== THE PROBLEM ==
Note each line that includes the word "JSON". Copy those lines.

★ ★ ★

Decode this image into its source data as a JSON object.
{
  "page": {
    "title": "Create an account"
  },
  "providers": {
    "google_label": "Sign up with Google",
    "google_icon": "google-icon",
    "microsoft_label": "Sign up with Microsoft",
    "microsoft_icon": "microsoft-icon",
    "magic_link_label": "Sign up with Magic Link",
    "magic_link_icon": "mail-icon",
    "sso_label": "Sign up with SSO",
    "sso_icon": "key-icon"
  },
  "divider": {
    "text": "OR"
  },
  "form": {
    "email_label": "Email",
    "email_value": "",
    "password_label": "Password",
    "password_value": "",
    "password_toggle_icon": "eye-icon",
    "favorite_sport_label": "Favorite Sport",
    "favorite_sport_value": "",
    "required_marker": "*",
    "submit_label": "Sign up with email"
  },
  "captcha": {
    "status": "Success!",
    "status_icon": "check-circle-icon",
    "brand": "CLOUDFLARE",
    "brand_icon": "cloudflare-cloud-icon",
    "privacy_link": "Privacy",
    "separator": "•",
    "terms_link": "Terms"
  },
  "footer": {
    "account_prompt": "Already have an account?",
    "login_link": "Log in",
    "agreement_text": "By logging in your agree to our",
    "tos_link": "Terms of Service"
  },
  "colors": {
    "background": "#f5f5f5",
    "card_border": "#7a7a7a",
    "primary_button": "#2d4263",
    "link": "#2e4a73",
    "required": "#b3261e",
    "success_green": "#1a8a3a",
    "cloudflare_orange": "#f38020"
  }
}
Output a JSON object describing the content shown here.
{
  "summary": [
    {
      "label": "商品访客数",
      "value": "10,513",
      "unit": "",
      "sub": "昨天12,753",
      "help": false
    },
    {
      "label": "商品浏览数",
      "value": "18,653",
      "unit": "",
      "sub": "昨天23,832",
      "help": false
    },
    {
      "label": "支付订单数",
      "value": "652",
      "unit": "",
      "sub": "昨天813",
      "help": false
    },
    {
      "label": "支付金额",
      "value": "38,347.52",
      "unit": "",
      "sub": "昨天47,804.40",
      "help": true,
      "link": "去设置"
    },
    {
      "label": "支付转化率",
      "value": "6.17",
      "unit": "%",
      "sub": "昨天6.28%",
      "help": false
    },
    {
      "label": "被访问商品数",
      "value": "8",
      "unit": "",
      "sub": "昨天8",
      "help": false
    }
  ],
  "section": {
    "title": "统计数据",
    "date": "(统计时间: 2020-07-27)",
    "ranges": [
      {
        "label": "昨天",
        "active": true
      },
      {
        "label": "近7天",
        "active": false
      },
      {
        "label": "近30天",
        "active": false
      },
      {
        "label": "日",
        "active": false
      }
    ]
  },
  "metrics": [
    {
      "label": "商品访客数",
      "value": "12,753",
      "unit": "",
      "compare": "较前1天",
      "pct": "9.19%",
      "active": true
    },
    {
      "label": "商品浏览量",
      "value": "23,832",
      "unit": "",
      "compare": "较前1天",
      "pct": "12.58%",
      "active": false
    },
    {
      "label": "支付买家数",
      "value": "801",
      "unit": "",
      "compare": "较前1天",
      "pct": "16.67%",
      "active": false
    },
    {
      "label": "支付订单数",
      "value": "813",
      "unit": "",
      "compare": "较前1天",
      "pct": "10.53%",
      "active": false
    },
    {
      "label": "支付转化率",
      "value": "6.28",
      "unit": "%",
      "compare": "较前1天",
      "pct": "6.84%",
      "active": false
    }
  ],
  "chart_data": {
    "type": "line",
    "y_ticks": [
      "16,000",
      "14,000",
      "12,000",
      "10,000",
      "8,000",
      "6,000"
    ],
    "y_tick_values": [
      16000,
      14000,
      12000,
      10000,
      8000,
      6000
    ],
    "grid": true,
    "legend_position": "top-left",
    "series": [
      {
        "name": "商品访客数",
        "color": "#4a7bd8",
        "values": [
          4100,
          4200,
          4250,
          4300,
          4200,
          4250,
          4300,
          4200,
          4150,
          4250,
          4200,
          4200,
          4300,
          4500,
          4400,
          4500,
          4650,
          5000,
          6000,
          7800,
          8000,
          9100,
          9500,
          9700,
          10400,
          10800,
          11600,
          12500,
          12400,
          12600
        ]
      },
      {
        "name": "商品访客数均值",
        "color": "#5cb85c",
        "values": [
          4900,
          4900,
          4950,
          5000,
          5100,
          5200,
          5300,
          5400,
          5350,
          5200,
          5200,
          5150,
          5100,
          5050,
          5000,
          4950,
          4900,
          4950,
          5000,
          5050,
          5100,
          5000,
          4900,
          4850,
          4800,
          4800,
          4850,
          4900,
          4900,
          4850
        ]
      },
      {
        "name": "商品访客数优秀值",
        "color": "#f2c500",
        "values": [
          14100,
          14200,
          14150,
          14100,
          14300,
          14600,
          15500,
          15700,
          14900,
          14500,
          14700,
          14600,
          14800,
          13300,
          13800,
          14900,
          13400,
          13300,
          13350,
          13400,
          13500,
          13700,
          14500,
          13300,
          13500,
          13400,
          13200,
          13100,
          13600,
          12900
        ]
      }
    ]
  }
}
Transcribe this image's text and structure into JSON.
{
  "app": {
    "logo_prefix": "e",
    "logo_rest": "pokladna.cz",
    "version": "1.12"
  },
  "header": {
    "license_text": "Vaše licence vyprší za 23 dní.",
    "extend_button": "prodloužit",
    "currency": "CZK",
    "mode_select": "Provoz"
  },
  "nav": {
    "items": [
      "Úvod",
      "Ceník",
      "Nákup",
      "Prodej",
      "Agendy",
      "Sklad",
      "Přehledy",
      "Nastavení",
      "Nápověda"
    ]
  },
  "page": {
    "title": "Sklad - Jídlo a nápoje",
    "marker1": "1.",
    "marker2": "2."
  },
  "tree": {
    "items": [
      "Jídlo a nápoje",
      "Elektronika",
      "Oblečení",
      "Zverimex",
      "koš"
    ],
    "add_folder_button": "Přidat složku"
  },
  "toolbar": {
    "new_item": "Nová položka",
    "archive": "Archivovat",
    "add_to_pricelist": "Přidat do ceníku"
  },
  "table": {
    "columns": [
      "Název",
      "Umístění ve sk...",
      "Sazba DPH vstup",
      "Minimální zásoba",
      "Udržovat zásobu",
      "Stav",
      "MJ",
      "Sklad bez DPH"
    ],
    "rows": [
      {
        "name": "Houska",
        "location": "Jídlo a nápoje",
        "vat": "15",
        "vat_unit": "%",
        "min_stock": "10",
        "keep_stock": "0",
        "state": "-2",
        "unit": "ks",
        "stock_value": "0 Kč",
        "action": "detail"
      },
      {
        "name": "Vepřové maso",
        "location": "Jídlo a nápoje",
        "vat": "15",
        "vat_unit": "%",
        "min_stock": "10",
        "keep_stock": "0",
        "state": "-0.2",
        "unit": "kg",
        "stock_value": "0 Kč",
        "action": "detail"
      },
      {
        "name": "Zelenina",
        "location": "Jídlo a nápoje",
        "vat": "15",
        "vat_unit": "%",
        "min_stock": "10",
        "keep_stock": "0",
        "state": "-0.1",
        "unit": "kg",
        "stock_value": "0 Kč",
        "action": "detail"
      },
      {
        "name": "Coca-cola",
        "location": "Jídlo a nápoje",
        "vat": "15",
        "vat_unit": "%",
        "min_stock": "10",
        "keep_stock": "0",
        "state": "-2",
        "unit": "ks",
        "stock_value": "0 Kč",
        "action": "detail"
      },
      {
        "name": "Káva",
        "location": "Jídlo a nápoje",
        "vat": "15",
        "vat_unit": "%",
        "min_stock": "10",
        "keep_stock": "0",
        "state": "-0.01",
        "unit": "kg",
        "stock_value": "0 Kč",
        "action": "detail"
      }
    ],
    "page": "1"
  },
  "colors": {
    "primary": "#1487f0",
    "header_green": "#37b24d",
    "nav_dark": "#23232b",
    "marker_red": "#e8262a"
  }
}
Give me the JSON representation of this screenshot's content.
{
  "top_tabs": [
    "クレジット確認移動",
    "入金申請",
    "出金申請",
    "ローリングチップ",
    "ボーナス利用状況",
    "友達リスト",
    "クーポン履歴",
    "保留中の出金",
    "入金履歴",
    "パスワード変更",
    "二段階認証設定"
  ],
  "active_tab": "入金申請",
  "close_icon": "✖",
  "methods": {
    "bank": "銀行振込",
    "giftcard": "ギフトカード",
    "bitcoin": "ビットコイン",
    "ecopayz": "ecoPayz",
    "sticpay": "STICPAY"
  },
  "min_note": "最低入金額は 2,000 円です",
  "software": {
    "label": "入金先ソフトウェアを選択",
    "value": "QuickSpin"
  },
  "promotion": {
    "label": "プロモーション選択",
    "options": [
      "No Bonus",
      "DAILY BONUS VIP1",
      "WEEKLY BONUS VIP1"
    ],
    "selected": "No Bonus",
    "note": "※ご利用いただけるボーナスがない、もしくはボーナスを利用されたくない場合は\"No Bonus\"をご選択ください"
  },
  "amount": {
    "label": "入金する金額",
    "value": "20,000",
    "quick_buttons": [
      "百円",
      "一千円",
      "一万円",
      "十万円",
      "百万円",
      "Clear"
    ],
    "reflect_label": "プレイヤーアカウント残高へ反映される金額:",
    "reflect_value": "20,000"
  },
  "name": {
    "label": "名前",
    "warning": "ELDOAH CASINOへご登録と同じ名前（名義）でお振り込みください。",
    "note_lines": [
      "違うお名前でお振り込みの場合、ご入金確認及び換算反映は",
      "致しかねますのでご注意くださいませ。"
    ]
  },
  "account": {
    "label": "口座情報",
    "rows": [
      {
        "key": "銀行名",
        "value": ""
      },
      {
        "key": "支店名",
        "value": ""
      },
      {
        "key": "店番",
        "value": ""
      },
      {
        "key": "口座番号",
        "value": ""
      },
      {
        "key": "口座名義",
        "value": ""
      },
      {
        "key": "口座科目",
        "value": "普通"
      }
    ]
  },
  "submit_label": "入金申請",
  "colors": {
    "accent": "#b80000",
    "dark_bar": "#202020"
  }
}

★ ★ ★

== RIGHT ANSWER ==
Decode this image into its source data as a JSON object.
Output a JSON object describing the content shown here.
Transcribe this image's text and structure into JSON.
Give me the JSON representation of this screenshot's content.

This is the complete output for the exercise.